What you need to do: Copy every line that holds "color".

Chart and figure data:
━━━━━━━━━━━━━━━━

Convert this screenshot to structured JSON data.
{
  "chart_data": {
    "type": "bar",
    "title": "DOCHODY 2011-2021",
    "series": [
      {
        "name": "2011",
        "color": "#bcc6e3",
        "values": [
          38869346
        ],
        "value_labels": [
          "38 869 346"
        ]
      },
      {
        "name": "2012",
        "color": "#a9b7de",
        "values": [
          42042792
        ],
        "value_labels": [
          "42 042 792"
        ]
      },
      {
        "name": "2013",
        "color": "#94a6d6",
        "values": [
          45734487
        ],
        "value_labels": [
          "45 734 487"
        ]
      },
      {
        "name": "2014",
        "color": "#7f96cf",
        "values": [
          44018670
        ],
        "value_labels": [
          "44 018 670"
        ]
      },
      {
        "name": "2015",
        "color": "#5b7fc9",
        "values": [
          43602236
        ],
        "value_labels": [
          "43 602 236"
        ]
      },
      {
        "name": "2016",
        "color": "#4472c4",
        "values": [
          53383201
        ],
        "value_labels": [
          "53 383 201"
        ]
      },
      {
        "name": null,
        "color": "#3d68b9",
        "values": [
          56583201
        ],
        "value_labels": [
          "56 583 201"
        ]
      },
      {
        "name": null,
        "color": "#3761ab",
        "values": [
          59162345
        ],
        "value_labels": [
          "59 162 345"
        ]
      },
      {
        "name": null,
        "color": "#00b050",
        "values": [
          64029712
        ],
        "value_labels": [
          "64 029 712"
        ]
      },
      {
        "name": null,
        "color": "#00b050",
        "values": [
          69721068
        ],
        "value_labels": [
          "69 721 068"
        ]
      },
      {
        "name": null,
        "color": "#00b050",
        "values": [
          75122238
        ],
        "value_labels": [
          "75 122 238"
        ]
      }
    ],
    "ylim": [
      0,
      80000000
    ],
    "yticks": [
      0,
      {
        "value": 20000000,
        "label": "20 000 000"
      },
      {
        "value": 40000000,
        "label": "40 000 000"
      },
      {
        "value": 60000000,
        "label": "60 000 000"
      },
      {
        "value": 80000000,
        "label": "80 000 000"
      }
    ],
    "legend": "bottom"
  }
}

━━━━━━━━━━━━━━━━

Output of the task:
        "color": "#bcc6e3",
        "color": "#a9b7de",
        "color": "#94a6d6",
        "color": "#7f96cf",
        "color": "#5b7fc9",
        "color": "#4472c4",
        "color": "#3d68b9",
        "color": "#3761ab",
        "color": "#00b050",
        "color": "#00b050",
        "color": "#00b050",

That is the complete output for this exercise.